EXERCISE DESCRIPTION: Locate every line in the material below that has the word "hacia". Copy each of those lines.

(Data items)
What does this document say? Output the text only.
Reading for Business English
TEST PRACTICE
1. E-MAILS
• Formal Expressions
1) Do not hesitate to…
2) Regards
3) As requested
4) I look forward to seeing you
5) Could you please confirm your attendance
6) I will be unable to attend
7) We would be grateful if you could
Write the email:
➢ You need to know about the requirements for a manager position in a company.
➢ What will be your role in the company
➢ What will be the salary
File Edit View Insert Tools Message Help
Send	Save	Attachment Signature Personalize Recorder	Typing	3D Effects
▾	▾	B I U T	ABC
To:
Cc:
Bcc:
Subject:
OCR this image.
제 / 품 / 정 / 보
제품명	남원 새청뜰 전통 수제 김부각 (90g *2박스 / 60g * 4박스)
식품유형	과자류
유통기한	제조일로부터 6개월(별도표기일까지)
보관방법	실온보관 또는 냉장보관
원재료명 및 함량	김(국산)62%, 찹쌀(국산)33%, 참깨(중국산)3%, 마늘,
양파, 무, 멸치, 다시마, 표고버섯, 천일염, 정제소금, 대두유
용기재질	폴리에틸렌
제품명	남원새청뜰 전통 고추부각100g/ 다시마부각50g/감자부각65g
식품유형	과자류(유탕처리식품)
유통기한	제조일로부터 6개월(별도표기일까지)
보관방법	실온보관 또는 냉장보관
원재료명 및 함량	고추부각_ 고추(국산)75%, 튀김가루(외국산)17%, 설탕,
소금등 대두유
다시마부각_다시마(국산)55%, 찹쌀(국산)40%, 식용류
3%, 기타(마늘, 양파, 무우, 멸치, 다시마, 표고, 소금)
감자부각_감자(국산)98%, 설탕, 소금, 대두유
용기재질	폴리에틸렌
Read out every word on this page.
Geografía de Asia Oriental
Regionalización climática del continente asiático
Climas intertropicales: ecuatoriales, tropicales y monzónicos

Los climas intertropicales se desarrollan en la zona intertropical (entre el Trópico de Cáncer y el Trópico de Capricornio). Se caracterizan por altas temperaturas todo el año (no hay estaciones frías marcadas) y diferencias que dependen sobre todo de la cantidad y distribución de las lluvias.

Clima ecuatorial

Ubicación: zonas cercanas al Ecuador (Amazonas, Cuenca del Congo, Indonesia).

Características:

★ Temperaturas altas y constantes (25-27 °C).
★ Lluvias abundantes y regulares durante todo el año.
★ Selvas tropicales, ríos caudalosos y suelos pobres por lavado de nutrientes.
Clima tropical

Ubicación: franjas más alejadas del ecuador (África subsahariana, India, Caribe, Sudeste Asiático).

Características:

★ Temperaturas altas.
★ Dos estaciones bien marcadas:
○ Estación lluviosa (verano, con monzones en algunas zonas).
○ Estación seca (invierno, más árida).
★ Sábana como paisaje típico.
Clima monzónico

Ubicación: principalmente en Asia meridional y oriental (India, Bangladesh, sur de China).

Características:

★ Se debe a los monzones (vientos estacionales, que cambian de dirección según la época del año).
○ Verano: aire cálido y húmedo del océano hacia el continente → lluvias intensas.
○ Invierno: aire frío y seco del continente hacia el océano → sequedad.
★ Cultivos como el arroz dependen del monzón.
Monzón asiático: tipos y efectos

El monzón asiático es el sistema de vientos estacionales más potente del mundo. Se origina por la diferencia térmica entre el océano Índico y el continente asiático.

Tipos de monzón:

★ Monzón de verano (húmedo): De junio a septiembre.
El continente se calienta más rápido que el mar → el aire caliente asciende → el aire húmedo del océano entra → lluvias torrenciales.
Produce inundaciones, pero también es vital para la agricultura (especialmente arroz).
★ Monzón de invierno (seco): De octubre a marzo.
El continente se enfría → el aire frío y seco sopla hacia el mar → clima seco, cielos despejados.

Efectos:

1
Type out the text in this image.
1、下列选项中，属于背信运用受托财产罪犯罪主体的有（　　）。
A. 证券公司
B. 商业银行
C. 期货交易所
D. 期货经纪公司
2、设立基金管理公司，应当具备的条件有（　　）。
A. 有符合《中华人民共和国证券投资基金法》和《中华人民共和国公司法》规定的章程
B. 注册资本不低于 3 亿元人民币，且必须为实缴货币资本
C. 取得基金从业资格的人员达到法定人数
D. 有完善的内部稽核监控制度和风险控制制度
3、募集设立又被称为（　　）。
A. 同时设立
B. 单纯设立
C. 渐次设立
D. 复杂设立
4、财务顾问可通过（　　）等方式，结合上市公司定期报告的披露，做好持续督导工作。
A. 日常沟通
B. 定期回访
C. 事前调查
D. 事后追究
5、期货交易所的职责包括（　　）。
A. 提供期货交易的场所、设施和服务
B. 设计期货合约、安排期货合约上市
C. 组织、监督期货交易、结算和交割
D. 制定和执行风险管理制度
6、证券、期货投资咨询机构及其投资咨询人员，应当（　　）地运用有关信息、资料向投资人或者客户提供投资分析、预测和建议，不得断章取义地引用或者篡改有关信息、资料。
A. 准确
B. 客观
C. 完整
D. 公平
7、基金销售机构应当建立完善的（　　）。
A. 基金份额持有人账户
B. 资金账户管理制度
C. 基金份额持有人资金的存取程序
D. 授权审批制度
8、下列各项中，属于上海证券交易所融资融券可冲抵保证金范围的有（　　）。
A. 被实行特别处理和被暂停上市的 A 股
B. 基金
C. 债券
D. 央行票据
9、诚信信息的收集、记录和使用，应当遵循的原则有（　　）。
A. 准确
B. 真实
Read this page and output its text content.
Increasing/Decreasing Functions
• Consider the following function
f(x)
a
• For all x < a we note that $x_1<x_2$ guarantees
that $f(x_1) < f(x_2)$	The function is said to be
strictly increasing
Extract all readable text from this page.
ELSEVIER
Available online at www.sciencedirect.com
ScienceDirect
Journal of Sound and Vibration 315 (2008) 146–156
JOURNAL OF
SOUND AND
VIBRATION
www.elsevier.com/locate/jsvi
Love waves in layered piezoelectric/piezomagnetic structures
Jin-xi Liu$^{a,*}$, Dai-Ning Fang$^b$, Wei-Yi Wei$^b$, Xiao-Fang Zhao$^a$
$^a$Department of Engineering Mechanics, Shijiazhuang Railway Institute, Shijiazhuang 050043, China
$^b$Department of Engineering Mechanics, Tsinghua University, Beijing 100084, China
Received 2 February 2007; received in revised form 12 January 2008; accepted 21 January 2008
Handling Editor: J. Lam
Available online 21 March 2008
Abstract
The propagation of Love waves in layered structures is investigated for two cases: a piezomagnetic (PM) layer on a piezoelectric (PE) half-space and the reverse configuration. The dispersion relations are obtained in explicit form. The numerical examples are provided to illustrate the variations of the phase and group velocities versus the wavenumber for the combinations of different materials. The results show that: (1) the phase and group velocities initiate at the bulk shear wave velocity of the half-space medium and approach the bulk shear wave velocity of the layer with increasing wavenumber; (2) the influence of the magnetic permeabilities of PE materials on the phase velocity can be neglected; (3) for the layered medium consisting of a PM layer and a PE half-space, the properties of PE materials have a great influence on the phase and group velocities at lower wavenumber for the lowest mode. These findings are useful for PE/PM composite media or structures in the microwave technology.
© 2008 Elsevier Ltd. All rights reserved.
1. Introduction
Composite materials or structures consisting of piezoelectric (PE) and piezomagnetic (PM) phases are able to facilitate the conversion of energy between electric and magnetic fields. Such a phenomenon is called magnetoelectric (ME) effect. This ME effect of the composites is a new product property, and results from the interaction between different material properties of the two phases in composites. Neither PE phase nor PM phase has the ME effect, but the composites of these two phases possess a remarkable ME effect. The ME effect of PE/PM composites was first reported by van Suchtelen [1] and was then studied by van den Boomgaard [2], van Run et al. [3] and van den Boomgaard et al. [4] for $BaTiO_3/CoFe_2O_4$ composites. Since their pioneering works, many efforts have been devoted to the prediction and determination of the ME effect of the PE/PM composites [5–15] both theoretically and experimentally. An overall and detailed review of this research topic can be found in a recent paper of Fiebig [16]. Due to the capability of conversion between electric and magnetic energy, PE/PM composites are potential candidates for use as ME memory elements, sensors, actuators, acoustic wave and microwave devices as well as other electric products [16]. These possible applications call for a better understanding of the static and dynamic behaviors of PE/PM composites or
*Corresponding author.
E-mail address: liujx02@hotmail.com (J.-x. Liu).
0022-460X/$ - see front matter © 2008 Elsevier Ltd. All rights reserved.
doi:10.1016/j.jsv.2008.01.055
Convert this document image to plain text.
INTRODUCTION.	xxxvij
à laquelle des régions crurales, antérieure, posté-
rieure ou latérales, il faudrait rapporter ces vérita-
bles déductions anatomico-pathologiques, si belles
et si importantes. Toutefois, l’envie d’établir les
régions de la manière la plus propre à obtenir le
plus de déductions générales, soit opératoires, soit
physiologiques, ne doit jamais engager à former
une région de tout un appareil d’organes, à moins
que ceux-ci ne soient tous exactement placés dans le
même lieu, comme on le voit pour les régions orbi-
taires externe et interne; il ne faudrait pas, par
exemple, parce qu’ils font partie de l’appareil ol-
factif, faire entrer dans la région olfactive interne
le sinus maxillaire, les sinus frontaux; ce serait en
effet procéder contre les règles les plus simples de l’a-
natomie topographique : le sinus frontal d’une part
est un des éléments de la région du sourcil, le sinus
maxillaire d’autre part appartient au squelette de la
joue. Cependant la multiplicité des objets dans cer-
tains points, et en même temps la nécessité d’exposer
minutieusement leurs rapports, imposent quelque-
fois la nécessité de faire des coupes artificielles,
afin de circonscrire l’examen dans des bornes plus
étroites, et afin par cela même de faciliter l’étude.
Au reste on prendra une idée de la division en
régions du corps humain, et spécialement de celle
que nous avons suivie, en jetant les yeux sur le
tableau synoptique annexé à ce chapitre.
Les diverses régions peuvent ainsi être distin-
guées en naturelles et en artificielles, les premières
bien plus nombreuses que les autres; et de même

FULL OUTPUT:
○ Verano: aire cálido y húmedo del océano hacia el continente → lluvias intensas.
○ Invierno: aire frío y seco del continente hacia el océano → sequedad.
El continente se enfría → el aire frío y seco sopla hacia el mar → clima seco, cielos despejados.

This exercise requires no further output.